To be done -
Your task is to copy every line of the records below that contains "aggregates".

Material for the task -

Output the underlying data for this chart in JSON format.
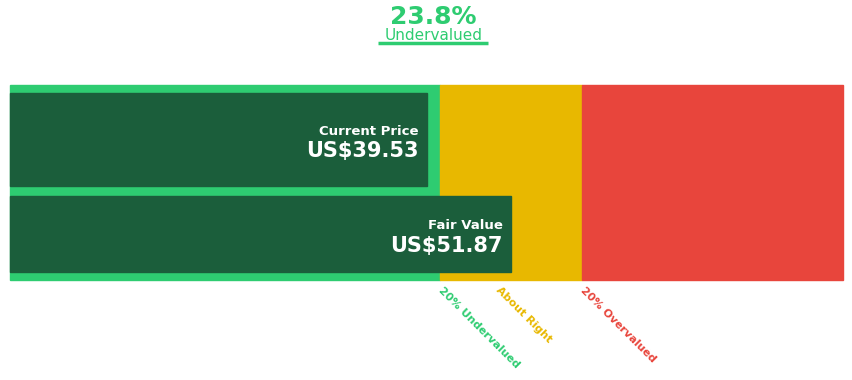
{
  "title_percent": "23.8%",
  "title_label": "Undervalued",
  "title_color": "#2ecc71",
  "current_price_label": "Current Price",
  "current_price_value": "US$39.53",
  "fair_value_label": "Fair Value",
  "fair_value_value": "US$51.87",
  "current_price": 39.53,
  "fair_value": 51.87,
  "uv_boundary": 41.496,
  "ov_boundary": 62.244,
  "price_min": -21.5,
  "price_max": 100.55,
  "color_bright_green": "#2ecc71",
  "color_dark_green": "#1b5e3b",
  "color_dark_label_bg": "#1e2d1e",
  "color_yellow": "#e8b800",
  "color_red": "#e8453c",
  "color_label_undervalued": "#2ecc71",
  "color_label_about_right": "#e8b800",
  "color_label_overvalued": "#e8453c",
  "label_undervalued": "20% Undervalued",
  "label_about_right": "About Right",
  "label_overvalued": "20% Overvalued",
  "bg_color": "#ffffff",
  "underline_color": "#2ecc71"
}
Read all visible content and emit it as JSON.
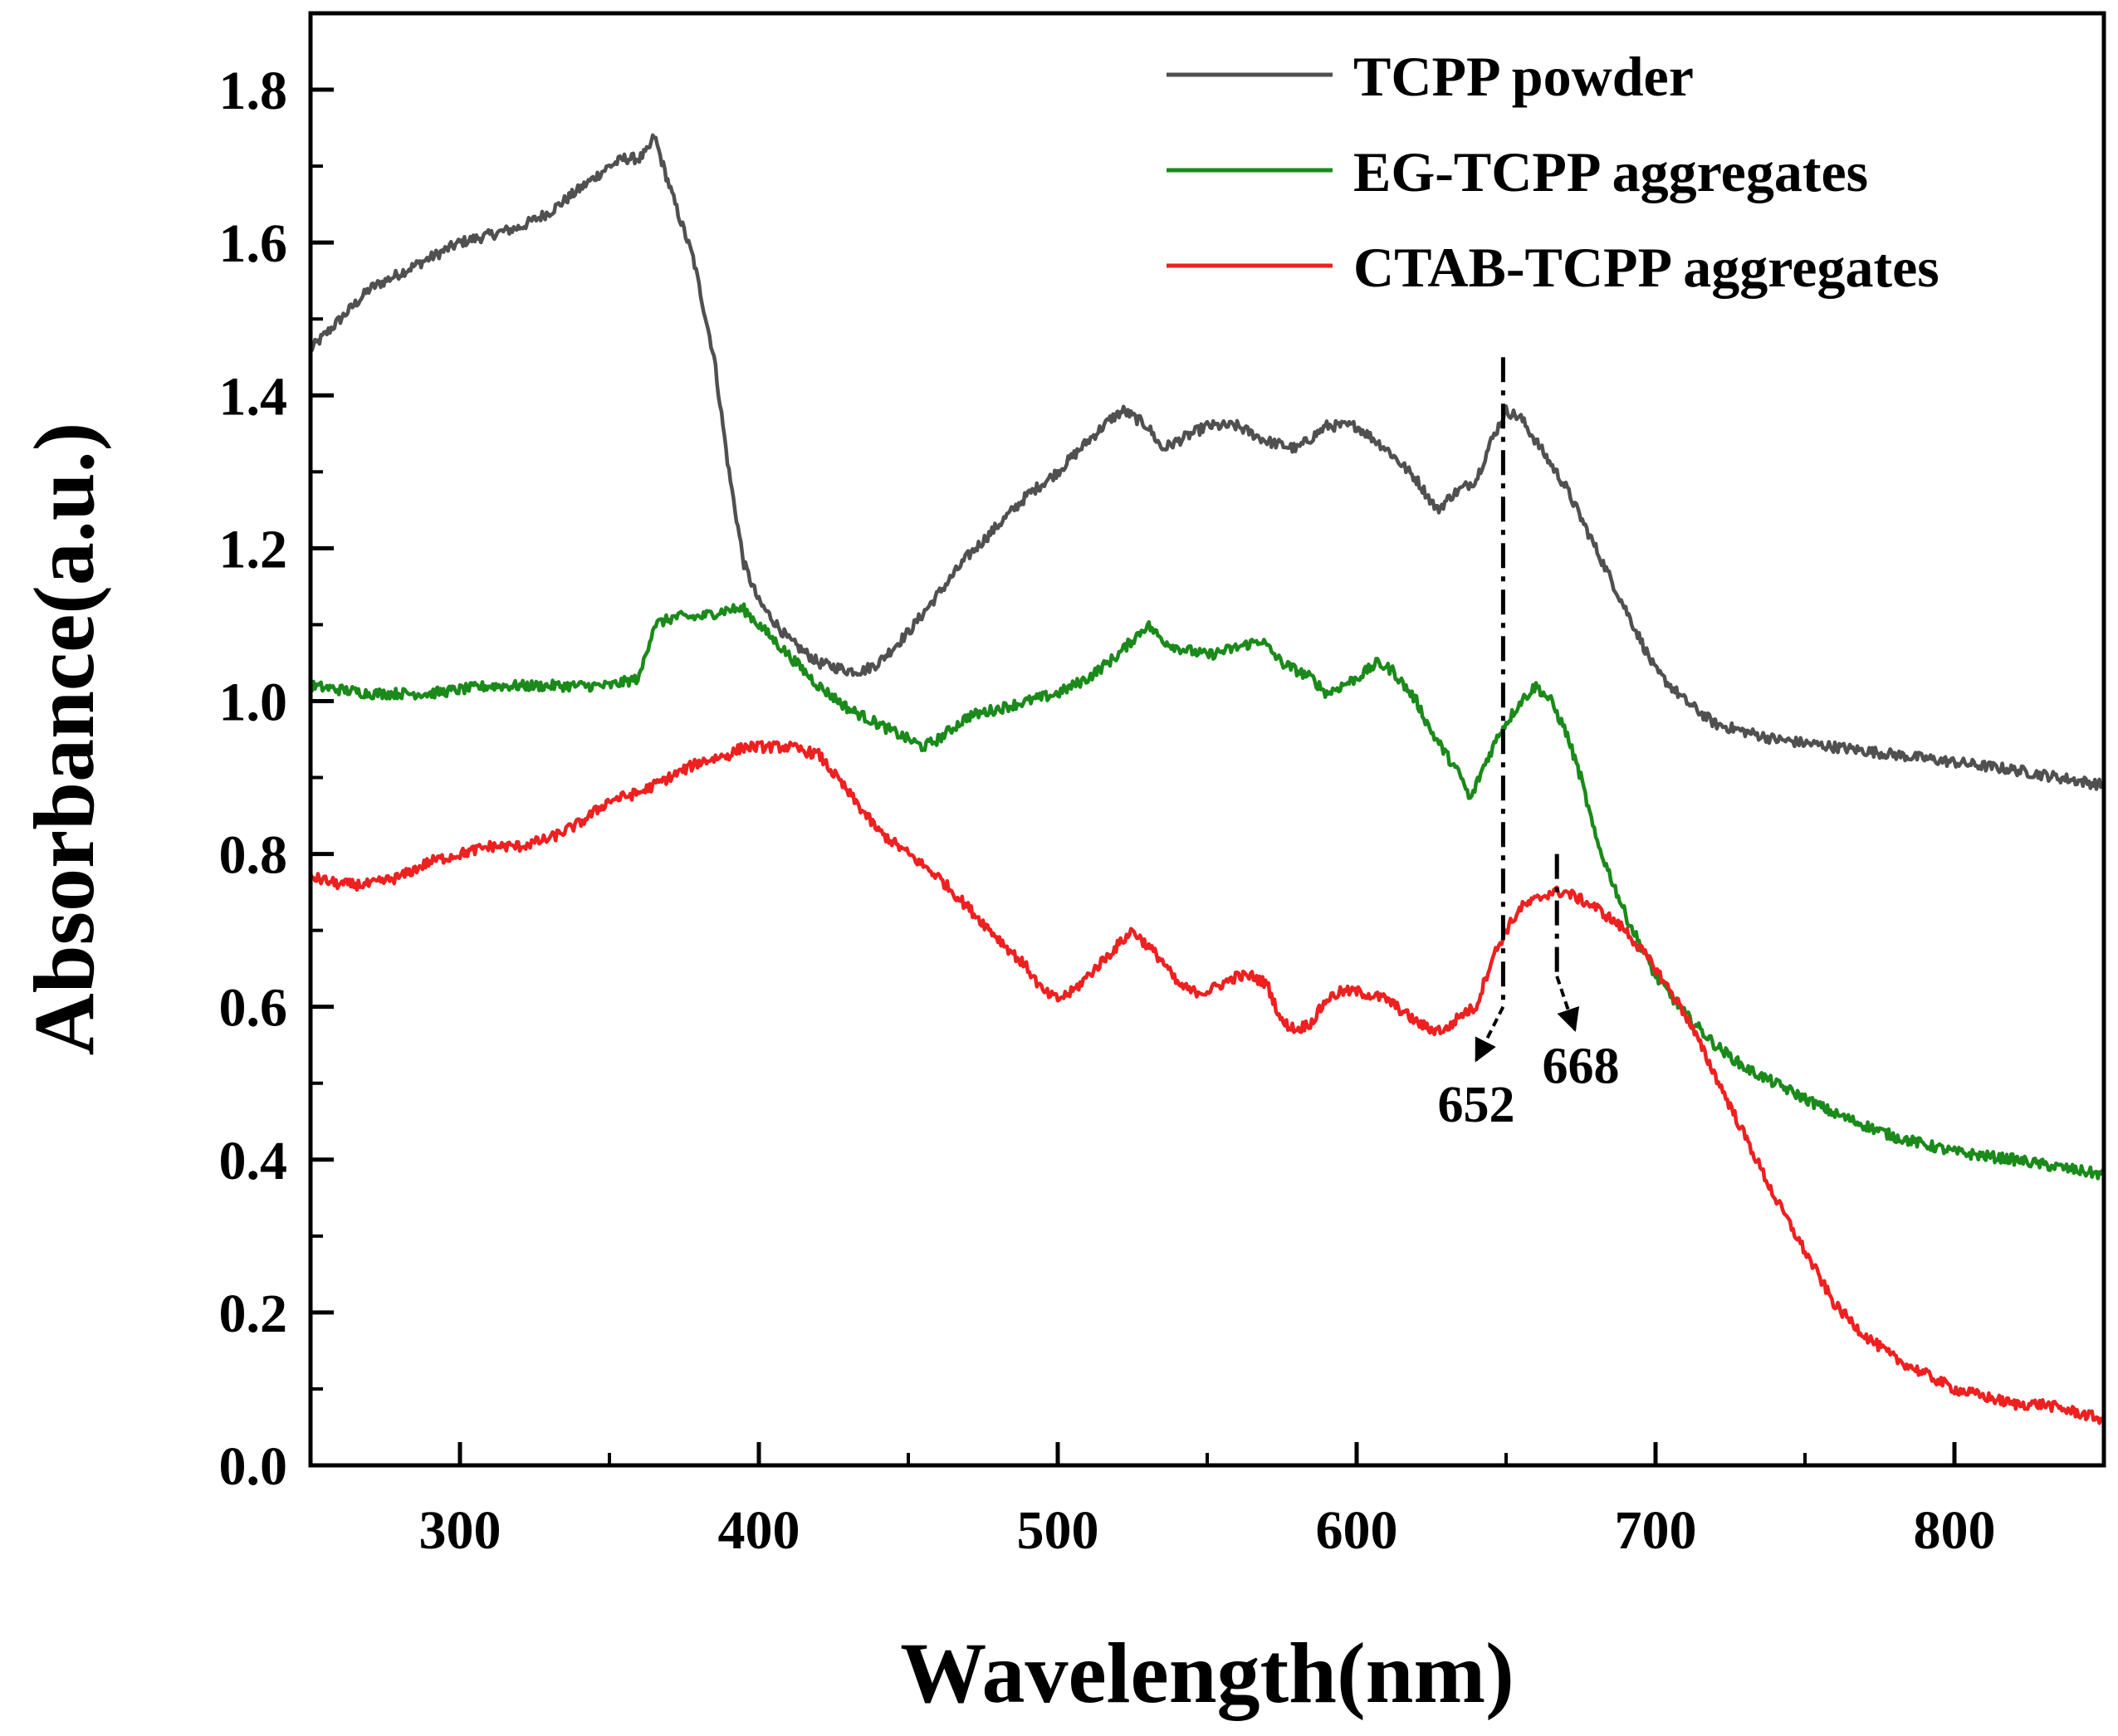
{
  "chart_data": {
    "type": "line",
    "xlabel": "Wavelength(nm)",
    "ylabel": "Absorbance(a.u.)",
    "xlim": [
      250,
      850
    ],
    "ylim": [
      0.0,
      1.9
    ],
    "x_ticks": [
      300,
      400,
      500,
      600,
      700,
      800
    ],
    "x_tick_labels": [
      "300",
      "400",
      "500",
      "600",
      "700",
      "800"
    ],
    "y_ticks": [
      0.0,
      0.2,
      0.4,
      0.6,
      0.8,
      1.0,
      1.2,
      1.4,
      1.6,
      1.8
    ],
    "y_tick_labels": [
      "0.0",
      "0.2",
      "0.4",
      "0.6",
      "0.8",
      "1.0",
      "1.2",
      "1.4",
      "1.6",
      "1.8"
    ],
    "legend_position": "top-right",
    "series": [
      {
        "name": "TCPP powder",
        "color": "#505050",
        "x": [
          250,
          260,
          270,
          280,
          290,
          300,
          310,
          320,
          330,
          340,
          350,
          355,
          360,
          363,
          365,
          368,
          372,
          378,
          385,
          390,
          395,
          400,
          410,
          420,
          430,
          435,
          440,
          450,
          460,
          470,
          480,
          490,
          500,
          510,
          518,
          522,
          530,
          535,
          540,
          550,
          560,
          570,
          580,
          590,
          600,
          610,
          620,
          627,
          632,
          640,
          645,
          650,
          655,
          660,
          670,
          680,
          690,
          700,
          710,
          720,
          740,
          760,
          780,
          800,
          820,
          835,
          850
        ],
        "y": [
          1.46,
          1.5,
          1.54,
          1.56,
          1.58,
          1.6,
          1.61,
          1.62,
          1.64,
          1.67,
          1.7,
          1.71,
          1.71,
          1.72,
          1.74,
          1.7,
          1.65,
          1.58,
          1.45,
          1.3,
          1.18,
          1.13,
          1.08,
          1.05,
          1.04,
          1.04,
          1.05,
          1.09,
          1.14,
          1.19,
          1.23,
          1.27,
          1.3,
          1.34,
          1.37,
          1.38,
          1.36,
          1.33,
          1.34,
          1.36,
          1.36,
          1.34,
          1.33,
          1.36,
          1.36,
          1.33,
          1.29,
          1.25,
          1.27,
          1.29,
          1.34,
          1.38,
          1.37,
          1.34,
          1.28,
          1.2,
          1.12,
          1.04,
          1.0,
          0.97,
          0.95,
          0.94,
          0.93,
          0.92,
          0.91,
          0.9,
          0.89
        ]
      },
      {
        "name": "EG-TCPP aggregates",
        "color": "#1a8a1a",
        "x": [
          250,
          270,
          290,
          310,
          330,
          350,
          360,
          362,
          365,
          372,
          380,
          390,
          395,
          400,
          410,
          420,
          430,
          440,
          450,
          455,
          460,
          470,
          480,
          490,
          500,
          510,
          520,
          525,
          530,
          535,
          540,
          550,
          560,
          568,
          575,
          580,
          585,
          590,
          600,
          607,
          612,
          620,
          625,
          630,
          635,
          638,
          642,
          648,
          655,
          660,
          665,
          670,
          675,
          680,
          690,
          700,
          710,
          720,
          730,
          740,
          760,
          780,
          800,
          820,
          850
        ],
        "y": [
          1.02,
          1.01,
          1.01,
          1.02,
          1.02,
          1.02,
          1.03,
          1.06,
          1.1,
          1.11,
          1.11,
          1.12,
          1.12,
          1.1,
          1.06,
          1.02,
          0.99,
          0.97,
          0.95,
          0.94,
          0.95,
          0.98,
          0.99,
          1.0,
          1.01,
          1.03,
          1.06,
          1.08,
          1.1,
          1.08,
          1.07,
          1.06,
          1.07,
          1.08,
          1.05,
          1.04,
          1.03,
          1.01,
          1.03,
          1.05,
          1.04,
          1.0,
          0.96,
          0.93,
          0.9,
          0.87,
          0.91,
          0.96,
          1.0,
          1.02,
          1.0,
          0.96,
          0.9,
          0.82,
          0.72,
          0.64,
          0.59,
          0.55,
          0.52,
          0.5,
          0.46,
          0.43,
          0.41,
          0.4,
          0.38
        ]
      },
      {
        "name": "CTAB-TCPP aggregates",
        "color": "#ee2020",
        "x": [
          250,
          260,
          270,
          280,
          290,
          300,
          310,
          320,
          330,
          340,
          350,
          360,
          370,
          380,
          390,
          395,
          400,
          410,
          420,
          430,
          440,
          450,
          460,
          470,
          480,
          490,
          495,
          500,
          505,
          510,
          520,
          525,
          530,
          535,
          540,
          545,
          550,
          560,
          565,
          570,
          575,
          580,
          585,
          590,
          595,
          600,
          610,
          620,
          625,
          630,
          635,
          640,
          645,
          650,
          655,
          660,
          665,
          670,
          675,
          680,
          690,
          700,
          710,
          720,
          730,
          740,
          750,
          760,
          770,
          780,
          790,
          800,
          810,
          820,
          830,
          840,
          850
        ],
        "y": [
          0.77,
          0.76,
          0.76,
          0.77,
          0.79,
          0.8,
          0.81,
          0.81,
          0.82,
          0.84,
          0.87,
          0.88,
          0.9,
          0.92,
          0.93,
          0.94,
          0.94,
          0.94,
          0.93,
          0.88,
          0.83,
          0.8,
          0.77,
          0.73,
          0.69,
          0.65,
          0.62,
          0.61,
          0.62,
          0.64,
          0.68,
          0.7,
          0.68,
          0.66,
          0.63,
          0.62,
          0.62,
          0.64,
          0.64,
          0.63,
          0.58,
          0.57,
          0.58,
          0.61,
          0.62,
          0.62,
          0.61,
          0.58,
          0.57,
          0.57,
          0.59,
          0.6,
          0.66,
          0.7,
          0.73,
          0.74,
          0.75,
          0.75,
          0.74,
          0.73,
          0.7,
          0.65,
          0.59,
          0.51,
          0.43,
          0.35,
          0.28,
          0.21,
          0.17,
          0.14,
          0.12,
          0.1,
          0.09,
          0.08,
          0.08,
          0.07,
          0.06
        ]
      }
    ],
    "annotations": [
      {
        "label": "652",
        "line_x": 649,
        "line_y_top": 1.45,
        "line_y_bottom": 0.6,
        "arrow_to_x": 640,
        "arrow_to_y": 0.53,
        "text_x": 640,
        "text_y": 0.45
      },
      {
        "label": "668",
        "line_x": 667,
        "line_y_top": 0.8,
        "line_y_bottom": 0.64,
        "arrow_to_x": 673,
        "arrow_to_y": 0.57,
        "text_x": 675,
        "text_y": 0.5
      }
    ]
  }
}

Answer -
        "name": "EG-TCPP aggregates",
        "name": "CTAB-TCPP aggregates",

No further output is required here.